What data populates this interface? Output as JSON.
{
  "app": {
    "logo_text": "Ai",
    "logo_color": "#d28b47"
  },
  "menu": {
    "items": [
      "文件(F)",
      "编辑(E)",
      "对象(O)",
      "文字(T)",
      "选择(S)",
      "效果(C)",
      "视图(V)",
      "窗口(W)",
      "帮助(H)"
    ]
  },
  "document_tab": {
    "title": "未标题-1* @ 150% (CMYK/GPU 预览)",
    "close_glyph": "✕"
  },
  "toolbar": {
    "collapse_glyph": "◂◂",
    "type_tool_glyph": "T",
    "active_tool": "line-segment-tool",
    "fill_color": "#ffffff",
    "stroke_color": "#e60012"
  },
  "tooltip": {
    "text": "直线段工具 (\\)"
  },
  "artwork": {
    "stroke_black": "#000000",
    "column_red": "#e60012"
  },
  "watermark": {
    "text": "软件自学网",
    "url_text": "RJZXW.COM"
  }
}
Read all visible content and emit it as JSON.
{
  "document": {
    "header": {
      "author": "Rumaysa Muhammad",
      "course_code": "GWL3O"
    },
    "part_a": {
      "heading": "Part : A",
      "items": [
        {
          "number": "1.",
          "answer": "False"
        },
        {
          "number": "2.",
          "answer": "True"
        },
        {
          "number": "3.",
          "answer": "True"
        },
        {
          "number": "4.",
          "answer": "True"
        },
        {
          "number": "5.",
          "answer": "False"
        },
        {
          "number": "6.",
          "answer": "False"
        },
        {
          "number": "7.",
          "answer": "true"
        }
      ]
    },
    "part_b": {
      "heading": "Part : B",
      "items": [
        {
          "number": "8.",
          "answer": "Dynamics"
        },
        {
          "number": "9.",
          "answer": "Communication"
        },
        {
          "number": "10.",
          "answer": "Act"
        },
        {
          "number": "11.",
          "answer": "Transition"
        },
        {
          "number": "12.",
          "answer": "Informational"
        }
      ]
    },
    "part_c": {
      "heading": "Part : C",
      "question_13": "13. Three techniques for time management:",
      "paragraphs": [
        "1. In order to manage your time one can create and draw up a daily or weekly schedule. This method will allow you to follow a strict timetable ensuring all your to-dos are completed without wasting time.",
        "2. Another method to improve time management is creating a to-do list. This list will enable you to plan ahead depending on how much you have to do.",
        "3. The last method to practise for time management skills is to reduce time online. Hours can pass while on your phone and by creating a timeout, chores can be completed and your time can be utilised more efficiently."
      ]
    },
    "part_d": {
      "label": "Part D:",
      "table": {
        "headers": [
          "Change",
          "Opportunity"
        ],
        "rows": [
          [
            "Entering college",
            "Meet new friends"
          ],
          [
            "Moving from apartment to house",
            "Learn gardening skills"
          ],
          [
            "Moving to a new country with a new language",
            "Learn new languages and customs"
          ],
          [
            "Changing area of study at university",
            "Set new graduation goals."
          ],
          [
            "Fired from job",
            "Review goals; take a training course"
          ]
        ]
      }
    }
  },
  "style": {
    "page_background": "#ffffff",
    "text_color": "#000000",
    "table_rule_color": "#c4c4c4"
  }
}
·····
Your instructions >>
List the lines that contain the word "ffffff".

Written solution >>
    "fill_color": "#ffffff",
    "page_background": "#ffffff",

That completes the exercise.